(Extracted records)
==*==

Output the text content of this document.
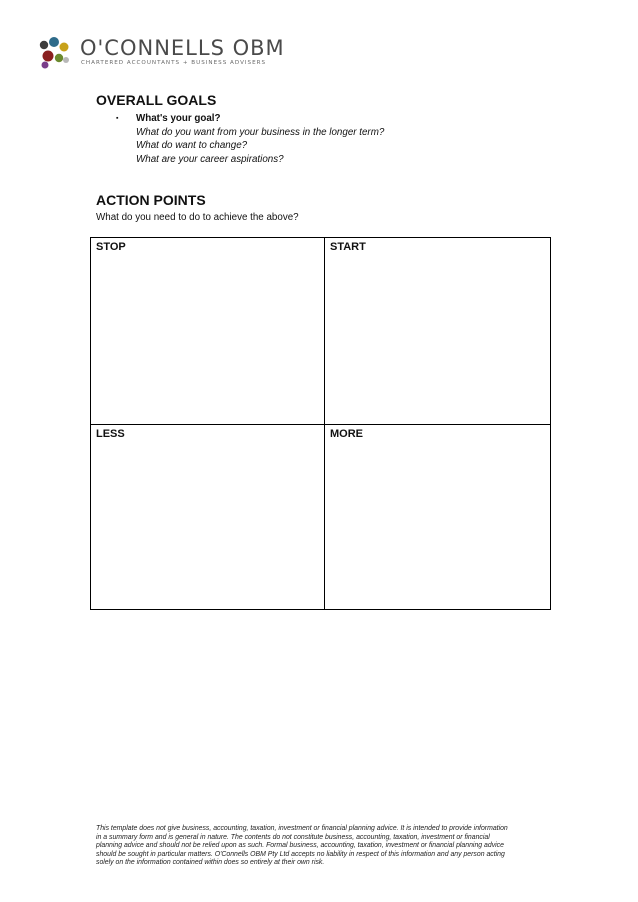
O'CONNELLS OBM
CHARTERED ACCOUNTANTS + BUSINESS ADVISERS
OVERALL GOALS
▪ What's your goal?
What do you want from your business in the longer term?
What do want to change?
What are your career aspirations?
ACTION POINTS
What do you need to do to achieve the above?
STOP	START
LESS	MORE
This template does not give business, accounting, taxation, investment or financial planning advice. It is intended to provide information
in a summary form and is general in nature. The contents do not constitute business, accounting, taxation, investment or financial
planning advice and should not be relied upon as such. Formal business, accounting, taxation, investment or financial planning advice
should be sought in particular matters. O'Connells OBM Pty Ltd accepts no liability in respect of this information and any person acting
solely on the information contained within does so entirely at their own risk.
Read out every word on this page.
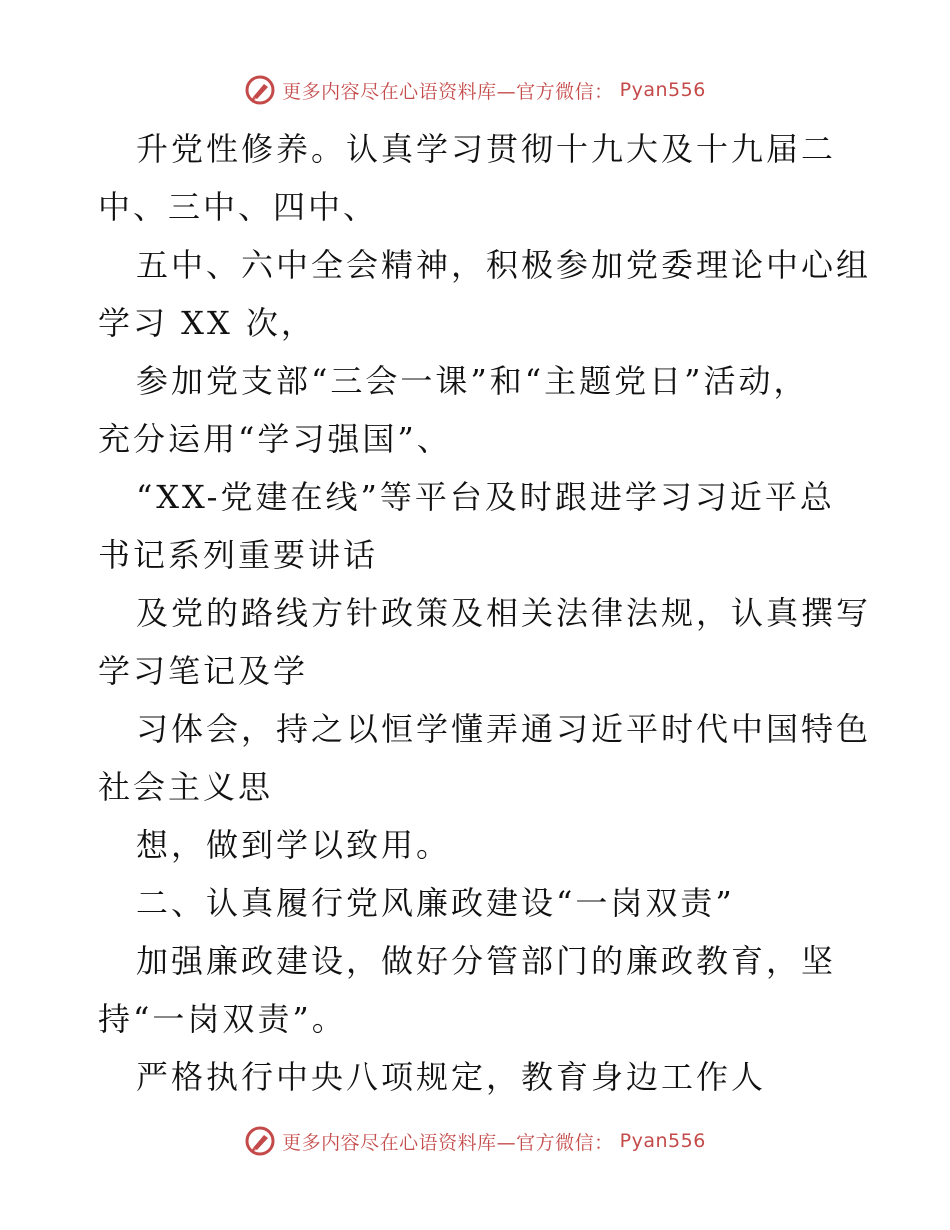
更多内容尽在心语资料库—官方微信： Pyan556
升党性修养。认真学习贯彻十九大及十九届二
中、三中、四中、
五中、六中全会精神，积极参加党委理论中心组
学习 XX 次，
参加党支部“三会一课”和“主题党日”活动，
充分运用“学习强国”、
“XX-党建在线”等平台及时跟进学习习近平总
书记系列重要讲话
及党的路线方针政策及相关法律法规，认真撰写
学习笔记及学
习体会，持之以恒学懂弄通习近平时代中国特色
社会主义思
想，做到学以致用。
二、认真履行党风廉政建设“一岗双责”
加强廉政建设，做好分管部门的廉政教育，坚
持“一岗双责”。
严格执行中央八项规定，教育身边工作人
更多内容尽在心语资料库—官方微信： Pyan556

==*==

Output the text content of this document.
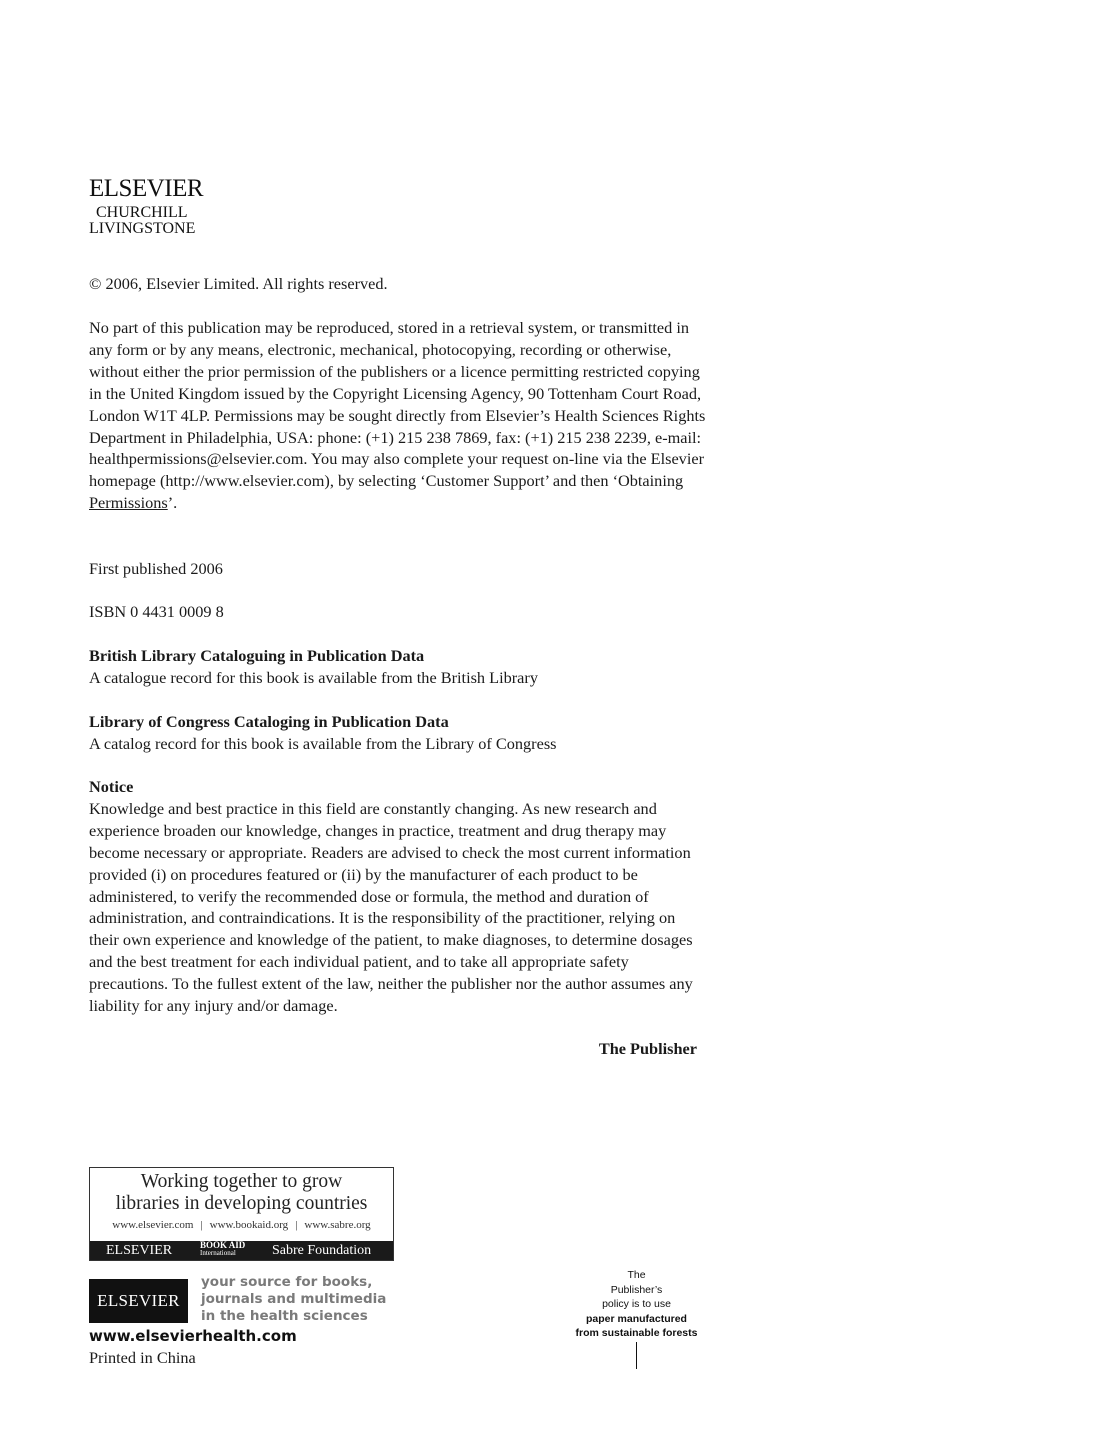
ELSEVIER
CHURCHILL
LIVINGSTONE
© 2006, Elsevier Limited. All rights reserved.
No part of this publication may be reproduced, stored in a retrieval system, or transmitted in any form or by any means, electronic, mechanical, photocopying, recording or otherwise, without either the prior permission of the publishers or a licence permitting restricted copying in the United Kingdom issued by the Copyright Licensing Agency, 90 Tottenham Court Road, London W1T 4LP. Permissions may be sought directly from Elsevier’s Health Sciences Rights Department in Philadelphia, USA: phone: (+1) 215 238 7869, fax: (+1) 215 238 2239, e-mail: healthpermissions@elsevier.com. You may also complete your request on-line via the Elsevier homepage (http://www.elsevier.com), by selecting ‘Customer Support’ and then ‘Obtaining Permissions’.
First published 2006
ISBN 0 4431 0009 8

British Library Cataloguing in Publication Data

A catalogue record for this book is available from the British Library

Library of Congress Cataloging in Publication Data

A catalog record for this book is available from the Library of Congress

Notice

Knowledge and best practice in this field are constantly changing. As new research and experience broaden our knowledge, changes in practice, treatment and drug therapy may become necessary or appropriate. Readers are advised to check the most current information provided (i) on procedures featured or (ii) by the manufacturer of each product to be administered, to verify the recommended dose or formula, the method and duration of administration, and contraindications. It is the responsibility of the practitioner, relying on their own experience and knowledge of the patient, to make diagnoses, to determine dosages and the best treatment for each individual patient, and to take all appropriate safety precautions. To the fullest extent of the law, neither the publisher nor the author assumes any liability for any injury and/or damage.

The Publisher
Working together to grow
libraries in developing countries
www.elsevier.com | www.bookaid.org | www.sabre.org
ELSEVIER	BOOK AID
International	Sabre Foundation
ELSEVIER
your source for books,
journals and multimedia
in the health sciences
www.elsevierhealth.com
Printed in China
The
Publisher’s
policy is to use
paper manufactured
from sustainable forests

==*==

PROBLEM STATEMENT → Find the count of lines in the data above where the string "financial" occurs. Provide that number alone.

EXERCISE RESPONSE → 3